[TASK INSTRUCTIONS]: Below is a listing. Gather each line of it that contains "приготовления".
--------
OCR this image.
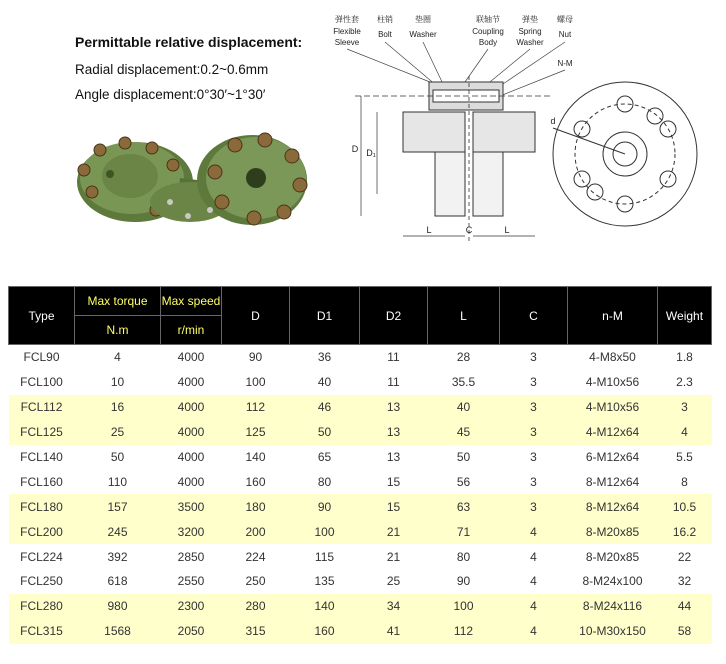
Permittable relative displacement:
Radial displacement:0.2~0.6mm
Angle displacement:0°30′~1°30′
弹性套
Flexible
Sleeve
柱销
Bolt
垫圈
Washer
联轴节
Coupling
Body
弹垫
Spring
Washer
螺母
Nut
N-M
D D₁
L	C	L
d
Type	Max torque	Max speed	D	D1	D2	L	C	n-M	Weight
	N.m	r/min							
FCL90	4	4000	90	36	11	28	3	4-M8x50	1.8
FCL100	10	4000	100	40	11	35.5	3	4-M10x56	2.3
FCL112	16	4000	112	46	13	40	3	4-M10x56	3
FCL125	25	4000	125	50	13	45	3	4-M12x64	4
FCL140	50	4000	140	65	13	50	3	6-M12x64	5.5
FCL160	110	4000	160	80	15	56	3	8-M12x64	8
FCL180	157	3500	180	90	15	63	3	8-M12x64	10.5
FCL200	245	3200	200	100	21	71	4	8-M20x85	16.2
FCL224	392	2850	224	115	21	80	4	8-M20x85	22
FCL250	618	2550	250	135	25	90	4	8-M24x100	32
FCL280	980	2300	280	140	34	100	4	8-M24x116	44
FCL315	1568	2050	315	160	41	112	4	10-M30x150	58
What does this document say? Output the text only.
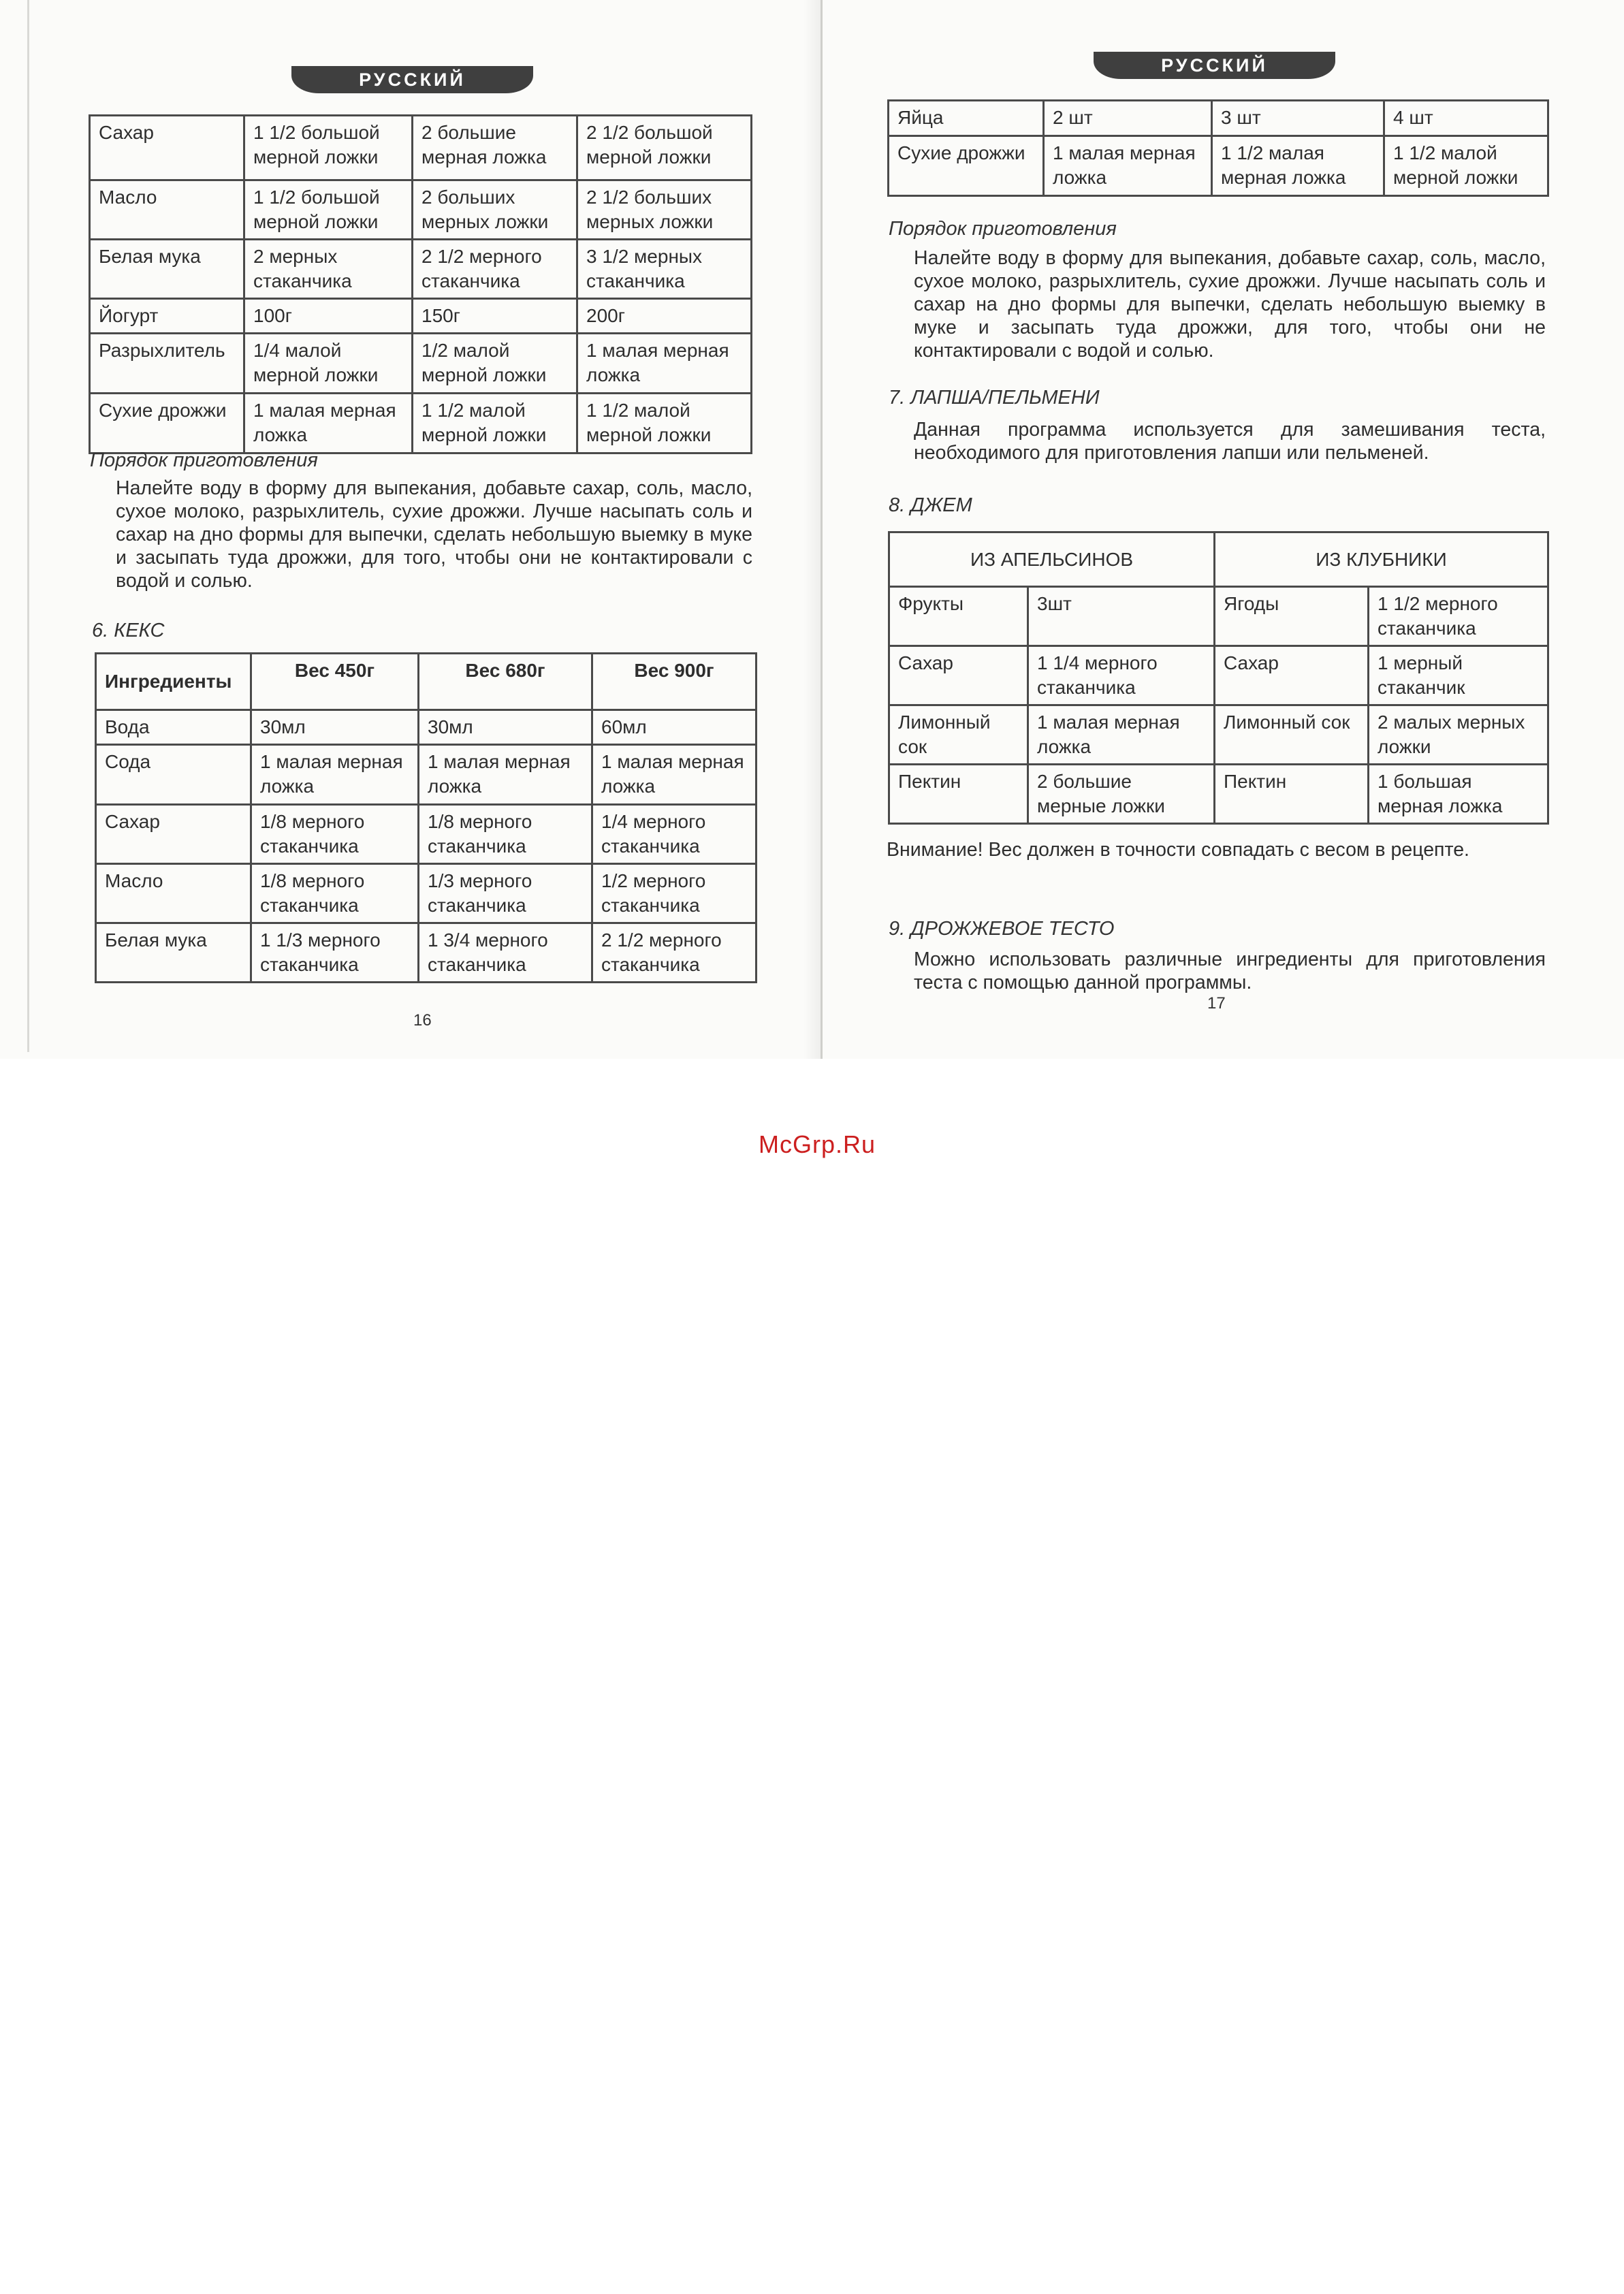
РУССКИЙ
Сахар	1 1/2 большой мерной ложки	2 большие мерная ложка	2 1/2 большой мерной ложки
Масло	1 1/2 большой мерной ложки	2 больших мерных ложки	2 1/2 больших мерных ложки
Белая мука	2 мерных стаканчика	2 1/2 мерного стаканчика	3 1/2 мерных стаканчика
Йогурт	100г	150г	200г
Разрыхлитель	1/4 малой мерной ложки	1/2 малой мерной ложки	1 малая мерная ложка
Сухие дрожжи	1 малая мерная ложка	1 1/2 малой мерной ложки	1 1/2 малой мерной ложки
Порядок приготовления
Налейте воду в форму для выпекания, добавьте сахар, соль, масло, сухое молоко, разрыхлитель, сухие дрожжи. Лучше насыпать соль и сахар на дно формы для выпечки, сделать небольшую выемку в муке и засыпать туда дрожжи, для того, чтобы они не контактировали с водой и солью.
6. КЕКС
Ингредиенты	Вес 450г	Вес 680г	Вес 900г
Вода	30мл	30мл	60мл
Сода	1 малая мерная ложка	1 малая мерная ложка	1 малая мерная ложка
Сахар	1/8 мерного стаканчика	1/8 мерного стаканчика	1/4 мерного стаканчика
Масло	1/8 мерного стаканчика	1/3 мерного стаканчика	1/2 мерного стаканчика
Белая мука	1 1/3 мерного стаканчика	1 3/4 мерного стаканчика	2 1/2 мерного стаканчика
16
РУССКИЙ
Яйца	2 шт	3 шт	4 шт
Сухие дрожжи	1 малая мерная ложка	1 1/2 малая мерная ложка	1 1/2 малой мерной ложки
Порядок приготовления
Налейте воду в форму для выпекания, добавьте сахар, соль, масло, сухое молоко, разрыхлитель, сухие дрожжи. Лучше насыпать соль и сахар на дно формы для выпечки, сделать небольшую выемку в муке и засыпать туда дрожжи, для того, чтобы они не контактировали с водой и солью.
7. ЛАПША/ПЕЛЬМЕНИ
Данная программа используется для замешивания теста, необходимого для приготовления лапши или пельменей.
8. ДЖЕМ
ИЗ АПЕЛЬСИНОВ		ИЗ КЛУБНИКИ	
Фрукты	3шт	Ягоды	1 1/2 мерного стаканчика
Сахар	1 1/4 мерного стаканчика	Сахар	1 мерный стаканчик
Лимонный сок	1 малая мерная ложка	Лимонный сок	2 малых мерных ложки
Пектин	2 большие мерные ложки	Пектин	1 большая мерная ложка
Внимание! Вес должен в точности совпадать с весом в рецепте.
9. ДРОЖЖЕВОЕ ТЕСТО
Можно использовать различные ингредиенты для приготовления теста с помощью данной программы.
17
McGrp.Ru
--------
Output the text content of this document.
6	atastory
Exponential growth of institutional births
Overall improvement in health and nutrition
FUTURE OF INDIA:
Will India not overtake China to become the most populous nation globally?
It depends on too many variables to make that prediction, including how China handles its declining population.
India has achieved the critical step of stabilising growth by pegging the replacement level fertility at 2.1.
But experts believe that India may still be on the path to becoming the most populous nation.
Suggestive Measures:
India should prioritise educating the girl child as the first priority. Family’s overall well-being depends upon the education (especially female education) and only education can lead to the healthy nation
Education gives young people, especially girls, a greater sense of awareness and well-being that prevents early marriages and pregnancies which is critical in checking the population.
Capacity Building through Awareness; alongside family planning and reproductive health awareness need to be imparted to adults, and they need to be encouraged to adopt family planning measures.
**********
--------
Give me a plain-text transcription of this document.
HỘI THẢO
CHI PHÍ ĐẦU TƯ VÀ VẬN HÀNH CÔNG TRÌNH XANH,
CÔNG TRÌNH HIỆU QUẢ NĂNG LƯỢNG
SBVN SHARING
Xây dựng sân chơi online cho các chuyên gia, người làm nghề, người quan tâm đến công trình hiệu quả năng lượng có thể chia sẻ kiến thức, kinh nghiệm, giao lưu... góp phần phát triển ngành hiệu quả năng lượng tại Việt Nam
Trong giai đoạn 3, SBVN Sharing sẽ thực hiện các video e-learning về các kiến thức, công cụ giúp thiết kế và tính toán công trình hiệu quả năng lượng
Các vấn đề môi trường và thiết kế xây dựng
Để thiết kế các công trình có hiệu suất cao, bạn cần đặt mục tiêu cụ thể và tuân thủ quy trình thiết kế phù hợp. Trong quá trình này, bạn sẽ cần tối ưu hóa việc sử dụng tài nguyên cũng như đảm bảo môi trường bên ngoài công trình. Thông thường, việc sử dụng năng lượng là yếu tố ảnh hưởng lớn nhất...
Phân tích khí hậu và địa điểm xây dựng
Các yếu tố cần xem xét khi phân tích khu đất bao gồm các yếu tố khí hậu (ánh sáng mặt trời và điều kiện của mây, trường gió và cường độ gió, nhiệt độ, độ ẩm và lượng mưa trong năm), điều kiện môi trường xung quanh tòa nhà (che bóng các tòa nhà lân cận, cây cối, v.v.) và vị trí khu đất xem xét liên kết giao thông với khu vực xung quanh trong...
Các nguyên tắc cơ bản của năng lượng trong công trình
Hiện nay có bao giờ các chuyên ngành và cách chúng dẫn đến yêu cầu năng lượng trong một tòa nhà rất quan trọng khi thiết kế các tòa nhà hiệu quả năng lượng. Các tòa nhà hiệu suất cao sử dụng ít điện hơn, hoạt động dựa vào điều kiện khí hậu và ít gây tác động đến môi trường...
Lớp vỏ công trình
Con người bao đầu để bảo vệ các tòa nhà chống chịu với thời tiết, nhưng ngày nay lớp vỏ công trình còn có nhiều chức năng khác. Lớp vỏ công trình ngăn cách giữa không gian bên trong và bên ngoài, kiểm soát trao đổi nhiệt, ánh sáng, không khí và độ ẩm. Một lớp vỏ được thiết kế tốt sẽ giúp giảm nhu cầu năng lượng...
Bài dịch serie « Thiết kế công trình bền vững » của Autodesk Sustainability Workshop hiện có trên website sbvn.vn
--------
[SOLUTION TO THE EXERCISE]:
Порядок приготовления
Порядок приготовления
Данная программа используется для замешивания теста, необходимого для приготовления лапши или пельменей.
Можно использовать различные ингредиенты для приготовления теста с помощью данной программы.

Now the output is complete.